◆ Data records

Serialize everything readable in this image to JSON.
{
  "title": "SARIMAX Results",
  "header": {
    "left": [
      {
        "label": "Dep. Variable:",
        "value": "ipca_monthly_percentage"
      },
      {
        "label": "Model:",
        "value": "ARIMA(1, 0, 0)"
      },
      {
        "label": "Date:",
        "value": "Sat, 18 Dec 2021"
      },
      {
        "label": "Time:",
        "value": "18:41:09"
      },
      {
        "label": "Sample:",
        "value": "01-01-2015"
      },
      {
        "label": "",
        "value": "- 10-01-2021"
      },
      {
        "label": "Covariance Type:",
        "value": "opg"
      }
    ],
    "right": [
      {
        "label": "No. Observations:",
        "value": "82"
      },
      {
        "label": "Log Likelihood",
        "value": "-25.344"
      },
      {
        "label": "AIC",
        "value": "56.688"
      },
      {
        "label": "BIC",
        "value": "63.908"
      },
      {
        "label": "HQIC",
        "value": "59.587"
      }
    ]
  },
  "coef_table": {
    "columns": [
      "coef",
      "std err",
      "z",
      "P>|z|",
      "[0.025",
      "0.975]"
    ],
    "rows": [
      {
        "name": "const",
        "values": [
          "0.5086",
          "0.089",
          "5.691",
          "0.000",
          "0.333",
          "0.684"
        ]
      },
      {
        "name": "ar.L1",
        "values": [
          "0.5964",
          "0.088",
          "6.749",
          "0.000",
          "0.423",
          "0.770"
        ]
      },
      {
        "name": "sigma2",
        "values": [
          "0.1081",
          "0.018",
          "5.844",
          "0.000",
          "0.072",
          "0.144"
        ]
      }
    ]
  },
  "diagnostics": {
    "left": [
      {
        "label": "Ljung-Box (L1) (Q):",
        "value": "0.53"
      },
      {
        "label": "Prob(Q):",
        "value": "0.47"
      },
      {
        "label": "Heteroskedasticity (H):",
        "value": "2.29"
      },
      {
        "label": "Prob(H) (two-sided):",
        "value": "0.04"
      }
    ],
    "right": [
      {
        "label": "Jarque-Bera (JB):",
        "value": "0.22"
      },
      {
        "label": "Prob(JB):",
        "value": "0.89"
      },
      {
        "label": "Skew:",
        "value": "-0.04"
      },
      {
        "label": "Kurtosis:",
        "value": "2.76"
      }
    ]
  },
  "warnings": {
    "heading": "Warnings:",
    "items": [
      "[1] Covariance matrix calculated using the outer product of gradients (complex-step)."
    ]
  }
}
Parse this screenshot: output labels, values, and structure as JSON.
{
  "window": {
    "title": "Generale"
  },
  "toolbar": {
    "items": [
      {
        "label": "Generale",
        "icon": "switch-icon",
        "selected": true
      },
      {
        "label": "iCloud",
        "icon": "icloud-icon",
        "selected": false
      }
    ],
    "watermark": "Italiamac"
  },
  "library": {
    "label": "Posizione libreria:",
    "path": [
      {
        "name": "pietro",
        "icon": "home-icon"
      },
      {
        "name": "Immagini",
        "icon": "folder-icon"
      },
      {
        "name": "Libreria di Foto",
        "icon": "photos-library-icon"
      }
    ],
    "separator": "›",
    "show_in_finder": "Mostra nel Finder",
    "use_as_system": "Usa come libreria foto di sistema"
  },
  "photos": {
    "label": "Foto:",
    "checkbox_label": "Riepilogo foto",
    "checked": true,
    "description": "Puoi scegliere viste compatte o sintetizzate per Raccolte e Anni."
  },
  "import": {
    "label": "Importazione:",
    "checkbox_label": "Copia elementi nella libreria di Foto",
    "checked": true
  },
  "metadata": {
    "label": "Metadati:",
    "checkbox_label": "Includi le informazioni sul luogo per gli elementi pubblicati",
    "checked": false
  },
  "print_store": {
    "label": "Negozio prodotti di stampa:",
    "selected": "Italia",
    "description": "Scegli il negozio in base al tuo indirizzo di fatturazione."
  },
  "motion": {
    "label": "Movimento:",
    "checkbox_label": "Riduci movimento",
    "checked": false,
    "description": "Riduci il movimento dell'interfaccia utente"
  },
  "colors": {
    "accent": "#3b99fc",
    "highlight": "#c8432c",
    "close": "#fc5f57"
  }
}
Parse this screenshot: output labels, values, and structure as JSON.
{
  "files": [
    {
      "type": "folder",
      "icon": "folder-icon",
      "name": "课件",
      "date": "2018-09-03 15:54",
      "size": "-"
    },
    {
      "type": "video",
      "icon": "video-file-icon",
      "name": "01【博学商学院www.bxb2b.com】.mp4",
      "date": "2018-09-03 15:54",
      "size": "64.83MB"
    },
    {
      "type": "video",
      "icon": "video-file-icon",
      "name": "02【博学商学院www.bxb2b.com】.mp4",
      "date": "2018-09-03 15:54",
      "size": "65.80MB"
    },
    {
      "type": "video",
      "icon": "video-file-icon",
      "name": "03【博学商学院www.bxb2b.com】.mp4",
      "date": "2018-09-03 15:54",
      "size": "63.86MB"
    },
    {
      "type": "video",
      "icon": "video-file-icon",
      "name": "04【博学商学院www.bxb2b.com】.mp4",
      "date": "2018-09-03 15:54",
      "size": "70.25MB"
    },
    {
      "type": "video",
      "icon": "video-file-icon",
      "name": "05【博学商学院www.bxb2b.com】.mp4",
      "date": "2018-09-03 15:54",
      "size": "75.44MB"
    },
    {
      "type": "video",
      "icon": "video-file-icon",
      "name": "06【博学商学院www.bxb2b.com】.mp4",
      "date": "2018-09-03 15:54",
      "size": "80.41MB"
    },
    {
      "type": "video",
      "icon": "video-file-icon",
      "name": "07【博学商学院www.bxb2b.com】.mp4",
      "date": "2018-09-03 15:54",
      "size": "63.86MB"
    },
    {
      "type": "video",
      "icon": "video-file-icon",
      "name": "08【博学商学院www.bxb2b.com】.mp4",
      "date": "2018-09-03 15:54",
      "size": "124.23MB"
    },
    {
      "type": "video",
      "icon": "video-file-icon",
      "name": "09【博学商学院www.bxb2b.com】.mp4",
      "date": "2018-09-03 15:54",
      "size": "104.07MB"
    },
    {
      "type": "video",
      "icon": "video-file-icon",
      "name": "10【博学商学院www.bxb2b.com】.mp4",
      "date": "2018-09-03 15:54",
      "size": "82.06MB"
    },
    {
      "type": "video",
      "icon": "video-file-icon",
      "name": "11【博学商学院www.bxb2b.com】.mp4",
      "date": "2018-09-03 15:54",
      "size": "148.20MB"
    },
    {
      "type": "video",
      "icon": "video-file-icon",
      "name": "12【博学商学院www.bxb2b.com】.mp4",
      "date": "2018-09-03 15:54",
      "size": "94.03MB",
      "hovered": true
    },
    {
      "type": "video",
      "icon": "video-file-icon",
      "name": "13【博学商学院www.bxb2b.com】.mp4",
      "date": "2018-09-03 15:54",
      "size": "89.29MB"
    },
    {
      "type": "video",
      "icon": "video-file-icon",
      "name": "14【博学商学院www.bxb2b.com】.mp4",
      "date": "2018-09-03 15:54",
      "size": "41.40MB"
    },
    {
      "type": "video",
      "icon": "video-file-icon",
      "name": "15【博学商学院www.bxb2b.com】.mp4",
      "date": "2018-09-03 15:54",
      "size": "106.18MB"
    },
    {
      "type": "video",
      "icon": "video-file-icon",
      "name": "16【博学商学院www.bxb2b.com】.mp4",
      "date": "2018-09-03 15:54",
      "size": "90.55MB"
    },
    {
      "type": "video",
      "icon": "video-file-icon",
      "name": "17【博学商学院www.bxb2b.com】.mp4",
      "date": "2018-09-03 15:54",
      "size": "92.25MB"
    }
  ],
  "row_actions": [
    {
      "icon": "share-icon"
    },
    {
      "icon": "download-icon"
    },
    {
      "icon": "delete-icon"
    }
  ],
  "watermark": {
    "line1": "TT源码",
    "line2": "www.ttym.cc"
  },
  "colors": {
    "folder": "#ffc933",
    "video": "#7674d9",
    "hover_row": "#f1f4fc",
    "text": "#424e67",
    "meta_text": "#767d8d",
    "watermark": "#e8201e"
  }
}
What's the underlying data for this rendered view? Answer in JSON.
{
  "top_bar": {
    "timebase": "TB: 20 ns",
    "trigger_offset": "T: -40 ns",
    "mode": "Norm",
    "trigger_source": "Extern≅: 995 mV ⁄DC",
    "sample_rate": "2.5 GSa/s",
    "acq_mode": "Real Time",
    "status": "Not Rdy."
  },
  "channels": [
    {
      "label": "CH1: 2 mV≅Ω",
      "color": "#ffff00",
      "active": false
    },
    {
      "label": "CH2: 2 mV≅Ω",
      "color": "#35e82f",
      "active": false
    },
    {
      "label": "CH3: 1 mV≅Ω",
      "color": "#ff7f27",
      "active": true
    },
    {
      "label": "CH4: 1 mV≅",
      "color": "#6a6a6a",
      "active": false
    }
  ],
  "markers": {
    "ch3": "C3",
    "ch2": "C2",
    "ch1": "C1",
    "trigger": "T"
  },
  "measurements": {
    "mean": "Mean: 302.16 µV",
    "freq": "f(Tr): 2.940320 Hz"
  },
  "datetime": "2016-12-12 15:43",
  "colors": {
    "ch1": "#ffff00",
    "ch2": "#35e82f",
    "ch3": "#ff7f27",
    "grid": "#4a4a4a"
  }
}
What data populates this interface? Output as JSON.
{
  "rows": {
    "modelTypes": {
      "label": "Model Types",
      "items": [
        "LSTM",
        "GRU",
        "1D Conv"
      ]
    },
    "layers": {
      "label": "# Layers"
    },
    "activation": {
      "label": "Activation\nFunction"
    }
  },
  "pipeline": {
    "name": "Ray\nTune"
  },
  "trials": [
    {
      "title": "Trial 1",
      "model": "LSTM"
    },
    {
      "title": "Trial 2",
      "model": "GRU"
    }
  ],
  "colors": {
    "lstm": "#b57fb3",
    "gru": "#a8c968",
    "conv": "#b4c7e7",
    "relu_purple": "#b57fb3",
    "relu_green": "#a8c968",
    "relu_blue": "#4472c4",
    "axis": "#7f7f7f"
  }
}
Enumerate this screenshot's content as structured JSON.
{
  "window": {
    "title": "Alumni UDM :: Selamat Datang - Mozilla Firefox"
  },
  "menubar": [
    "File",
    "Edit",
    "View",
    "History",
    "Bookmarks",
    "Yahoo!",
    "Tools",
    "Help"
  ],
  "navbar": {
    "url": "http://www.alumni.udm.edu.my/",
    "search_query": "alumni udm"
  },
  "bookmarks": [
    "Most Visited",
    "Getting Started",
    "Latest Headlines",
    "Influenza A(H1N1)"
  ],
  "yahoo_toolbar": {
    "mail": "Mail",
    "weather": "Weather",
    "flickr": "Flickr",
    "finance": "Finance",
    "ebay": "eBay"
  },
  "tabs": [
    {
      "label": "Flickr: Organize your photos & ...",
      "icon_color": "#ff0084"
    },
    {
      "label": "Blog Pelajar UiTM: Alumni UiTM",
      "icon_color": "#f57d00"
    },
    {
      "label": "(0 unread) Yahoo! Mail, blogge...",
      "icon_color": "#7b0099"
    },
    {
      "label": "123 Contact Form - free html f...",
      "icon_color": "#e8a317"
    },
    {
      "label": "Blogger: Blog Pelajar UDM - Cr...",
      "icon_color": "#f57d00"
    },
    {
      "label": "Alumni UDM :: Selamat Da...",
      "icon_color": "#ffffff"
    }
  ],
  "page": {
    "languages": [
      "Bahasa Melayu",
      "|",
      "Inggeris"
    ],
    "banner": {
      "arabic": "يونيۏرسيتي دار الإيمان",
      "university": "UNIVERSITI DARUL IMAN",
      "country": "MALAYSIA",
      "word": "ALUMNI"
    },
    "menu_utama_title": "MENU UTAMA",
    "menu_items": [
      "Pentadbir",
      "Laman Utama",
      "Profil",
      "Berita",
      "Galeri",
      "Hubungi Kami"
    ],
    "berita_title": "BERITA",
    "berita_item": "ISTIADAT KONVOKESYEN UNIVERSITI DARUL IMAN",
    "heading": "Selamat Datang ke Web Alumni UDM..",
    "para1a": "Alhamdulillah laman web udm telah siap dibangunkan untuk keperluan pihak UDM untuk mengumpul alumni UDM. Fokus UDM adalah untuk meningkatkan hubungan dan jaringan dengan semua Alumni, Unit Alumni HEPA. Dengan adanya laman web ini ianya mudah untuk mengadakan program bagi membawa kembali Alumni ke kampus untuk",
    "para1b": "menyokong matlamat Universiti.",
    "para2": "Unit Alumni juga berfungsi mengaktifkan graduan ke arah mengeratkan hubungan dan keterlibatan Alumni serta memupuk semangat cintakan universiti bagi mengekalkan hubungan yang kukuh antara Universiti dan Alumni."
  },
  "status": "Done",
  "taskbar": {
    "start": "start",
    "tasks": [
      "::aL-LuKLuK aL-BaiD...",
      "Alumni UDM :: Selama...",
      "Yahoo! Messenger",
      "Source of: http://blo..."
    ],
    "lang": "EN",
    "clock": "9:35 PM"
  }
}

◆ REQUIREMENTS
Make a list of all lines in the data that contain "What".

◆ SOLUTION FOR THIS TASK
What's the underlying data for this rendered view? Answer in JSON.
What data populates this interface? Output as JSON.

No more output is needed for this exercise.